## Begin PASSAGE GIVEN

The Collège des Quatre-Nations ("College of the Four Nations"), also known as the Collège Mazarin after its founder, was one of the colleges of the historic University of Paris. It was founded through a bequest by the Cardinal Mazarin.  At his death in 1661, he also bequeathed his library, the Bibliothèque Mazarine, which he had opened to scholars since 1643, to the Collège des Quatre-Nations.

Name and composition of the college
The name of the college alludes to the four nations of students at the medieval Parisian university. It was not intended for students of the historical university nations, but for those coming from territories which had recently come under French rule through the Peace of Westphalia (1648) and the Treaty of the Pyrenees (1659).

## End PASSAGE GIVEN

■ WRITTEN EXERCISE:
Reproduce the passage on the Collège des Quatre-Nations word for word, in full.

## Begin EXTRACTED ENTRIES

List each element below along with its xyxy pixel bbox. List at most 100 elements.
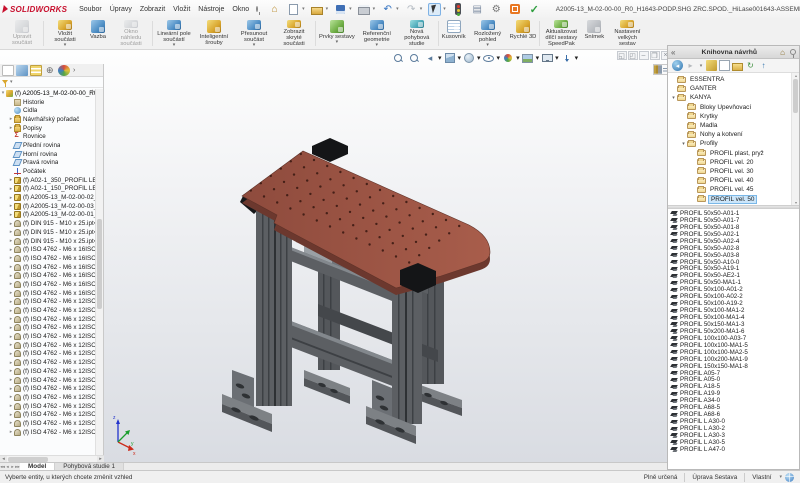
library-folder-ganter[interactable]: GANTER (668, 84, 799, 93)
propertymanager-tab-icon[interactable] (16, 65, 28, 76)
display-mode-dropdown-icon[interactable]: ▾ (779, 474, 782, 480)
tree-item[interactable]: ▸(f) ISO 4762 - M6 x 12ISO.ipt- (0, 324, 96, 333)
tree-item[interactable]: Počátek (0, 167, 96, 176)
tree-vertical-scrollbar[interactable] (95, 89, 103, 455)
library-item[interactable]: PROFIL 50x50-A02-4 (671, 238, 799, 245)
print-icon[interactable] (358, 3, 371, 16)
quick-select-cursor-icon[interactable]: ▾ (427, 3, 447, 16)
library-item[interactable]: PROFIL A68-5 (671, 404, 799, 411)
library-item[interactable]: PROFIL L A47-0 (671, 446, 799, 453)
apply-check-icon[interactable] (528, 3, 541, 16)
dropdown-icon[interactable]: ▾ (376, 43, 379, 47)
library-folder-profil-vel-45[interactable]: PROFIL vel. 45 (668, 185, 799, 194)
library-item[interactable]: PROFIL 50x50-A02-1 (671, 231, 799, 238)
library-item[interactable]: PROFIL 50x100-MA1-2 (671, 307, 799, 314)
tree-item[interactable]: ▸(f) ISO 4762 - M6 x 12ISO.ipt- (0, 358, 96, 367)
ribbon-button-line-rn-pole-sou-st[interactable]: Lineární pole součástí▾ (154, 19, 194, 48)
ribbon-button-aktualizovat-d-l-sestavy-speedpak[interactable]: Aktualizovat dílčí sestavy SpeedPak (541, 19, 581, 48)
headsup-display-style-icon[interactable]: ▾ (461, 52, 481, 64)
headsup-zoom-area-icon[interactable] (406, 52, 422, 64)
ribbon-button-kusovn-k[interactable]: Kusovník (440, 19, 468, 48)
tree-item[interactable]: ▸(f) DIN 915 - M10 x 25.ipt<2> (0, 228, 96, 237)
tree-root-item[interactable]: ▾(f) A2005-13_M-02-00-00_R0_H16 (0, 89, 96, 98)
library-folder-essentra[interactable]: ESSENTRA (668, 75, 799, 84)
quick-redo-icon[interactable]: ▾ (404, 3, 424, 16)
scene-icon[interactable] (521, 52, 534, 64)
globe-icon[interactable] (785, 473, 794, 482)
tree-item[interactable]: ▸(f) A2005-13_M-02-00-01_R0_ (0, 211, 96, 220)
dropdown-icon[interactable]: ▾ (173, 43, 176, 47)
tree-item[interactable]: ▸(f) ISO 4762 - M6 x 16ISO.ipt- (0, 245, 96, 254)
quick-rebuild-traffic-light-icon[interactable] (451, 3, 466, 16)
tree-item[interactable]: Horní rovina (0, 150, 96, 159)
home-icon[interactable] (268, 3, 281, 16)
library-folder-madla[interactable]: Madla (668, 121, 799, 130)
menu-pin-icon[interactable] (256, 6, 258, 12)
appearance-icon[interactable] (502, 52, 515, 64)
quick-options-gear-icon[interactable] (489, 3, 504, 16)
library-item[interactable]: PROFIL 50x100-MA1-4 (671, 314, 799, 321)
dropdown-icon[interactable]: ▾ (575, 54, 579, 62)
library-item[interactable]: PROFIL 100x200-MA1-9 (671, 356, 799, 363)
tree-item[interactable]: ▸(f) ISO 4762 - M6 x 12ISO.ipt- (0, 367, 96, 376)
ribbon-button-vazba[interactable]: Vazba (85, 19, 111, 48)
tree-item[interactable]: ▸(f) ISO 4762 - M6 x 12ISO.ipt- (0, 419, 96, 428)
tabs-overflow-icon[interactable]: › (73, 67, 75, 74)
refresh-icon[interactable]: ↻ (745, 60, 756, 71)
tree-item[interactable]: ▸(f) A02-1_350_PROFIL LEHKY (0, 176, 96, 185)
tree-item[interactable]: Čidla (0, 106, 96, 115)
tree-item[interactable]: ▸(f) ISO 4762 - M6 x 12ISO.ipt- (0, 410, 96, 419)
tree-item[interactable]: ▸(f) DIN 915 - M10 x 25.ipt<1> (0, 219, 96, 228)
scroll-up-icon[interactable]: ^ (91, 90, 94, 96)
tree-item[interactable]: ▸(f) ISO 4762 - M6 x 12ISO.ipt- (0, 402, 96, 411)
quick-print-icon[interactable]: ▾ (357, 3, 377, 16)
library-item[interactable]: PROFIL L A30-0 (671, 418, 799, 425)
quick-open-icon[interactable]: ▾ (310, 3, 330, 16)
library-item[interactable]: PROFIL 50x50-A10-0 (671, 259, 799, 266)
tree-item[interactable]: ▸(f) ISO 4762 - M6 x 12ISO.ipt- (0, 428, 96, 437)
dropdown[interactable]: ▾ (698, 60, 704, 71)
dropdown-icon[interactable]: ▾ (486, 43, 489, 47)
headsup-zoom-fit-icon[interactable] (390, 52, 406, 64)
tree-item[interactable]: ▸(f) ISO 4762 - M6 x 16ISO.ipt- (0, 280, 96, 289)
library-item[interactable]: PROFIL 50x100-A02-2 (671, 293, 799, 300)
library-item[interactable]: PROFIL 50x50-A19-1 (671, 266, 799, 273)
tree-item[interactable]: ▸(f) ISO 4762 - M6 x 16ISO.ipt- (0, 254, 96, 263)
menu-zobrazit[interactable]: Zobrazit (136, 3, 169, 16)
tree-item[interactable]: Rovnice (0, 132, 96, 141)
library-item[interactable]: PROFIL L A30-3 (671, 432, 799, 439)
quick-pdm-icon[interactable] (508, 3, 523, 16)
library-folder-profil-vel-40[interactable]: PROFIL vel. 40 (668, 176, 799, 185)
tree-item[interactable]: ▸(f) ISO 4762 - M6 x 16ISO.ipt- (0, 271, 96, 280)
save-icon[interactable] (334, 3, 347, 16)
tree-item[interactable]: ▸(f) ISO 4762 - M6 x 12ISO.ipt- (0, 350, 96, 359)
quick-save-icon[interactable]: ▾ (333, 3, 353, 16)
custom-properties-icon[interactable] (660, 65, 662, 74)
ribbon-button-vlo-it-sou-sti[interactable]: Vložit součásti▾ (45, 19, 85, 48)
ribbon-button-rozlo-en-pohled[interactable]: Rozložený pohled▾ (468, 19, 508, 48)
collapse-caret-icon[interactable]: ▾ (670, 95, 677, 101)
dropdown-icon[interactable]: ▾ (443, 6, 446, 12)
tree-filter-bar[interactable]: ▾ (0, 77, 103, 88)
design-table-icon[interactable] (471, 3, 484, 16)
ribbon-button-zobrazit-skryt-sou-sti[interactable]: Zobrazit skryté součásti (274, 19, 314, 48)
view-orientation-icon[interactable] (443, 52, 456, 64)
library-folder-profily[interactable]: ▾Profily (668, 139, 799, 148)
forward-icon[interactable]: ▸ (685, 60, 696, 71)
pdm-icon[interactable] (509, 3, 522, 16)
ribbon-button-p-esunout-sou-st[interactable]: Přesunout součást▾ (234, 19, 274, 48)
folder-icon[interactable] (732, 63, 743, 71)
tree-item[interactable]: Pravá rovina (0, 159, 96, 168)
dropdown-icon[interactable]: ▾ (420, 6, 423, 12)
rebuild-traffic-light-icon[interactable] (452, 3, 465, 16)
headsup-view-settings-icon[interactable]: ▾ (539, 52, 559, 64)
library-item[interactable]: PROFIL L A30-2 (671, 425, 799, 432)
up-icon[interactable]: ↑ (758, 60, 769, 71)
view-settings-icon[interactable] (541, 52, 554, 64)
doc-cascade-button[interactable]: ◱ (617, 51, 627, 60)
library-item[interactable]: PROFIL 150x150-MA1-8 (671, 363, 799, 370)
library-item[interactable]: PROFIL 100x100-MA1-5 (671, 342, 799, 349)
library-item[interactable]: PROFIL A68-6 (671, 411, 799, 418)
redo-icon[interactable] (405, 3, 418, 16)
doc-tab-nav-icons[interactable]: ◂◂◂▸▸▸ (0, 463, 20, 470)
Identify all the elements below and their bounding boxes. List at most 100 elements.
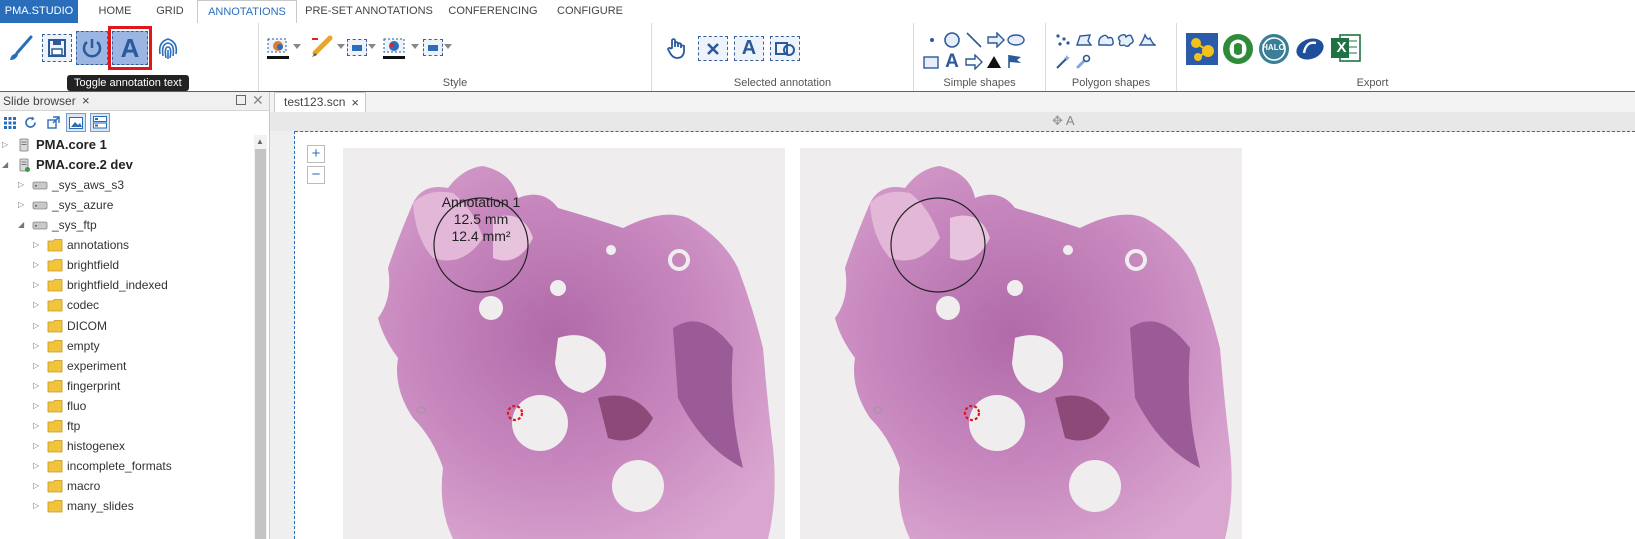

## End EXTRACTED ENTRIES

■ THE ANSWER:
The Collège des Quatre-Nations ("College of the Four Nations"), also known as the Collège Mazarin after its founder, was one of the colleges of the historic University of Paris. It was founded through a bequest by the Cardinal Mazarin.  At his death in 1661, he also bequeathed his library, the Bibliothèque Mazarine, which he had opened to scholars since 1643, to the Collège des Quatre-Nations.

Name and composition of the college
The name of the college alludes to the four nations of students at the medieval Parisian university. It was not intended for students of the historical university nations, but for those coming from territories which had recently come under French rule through the Peace of Westphalia (1648) and the Treaty of the Pyrenees (1659).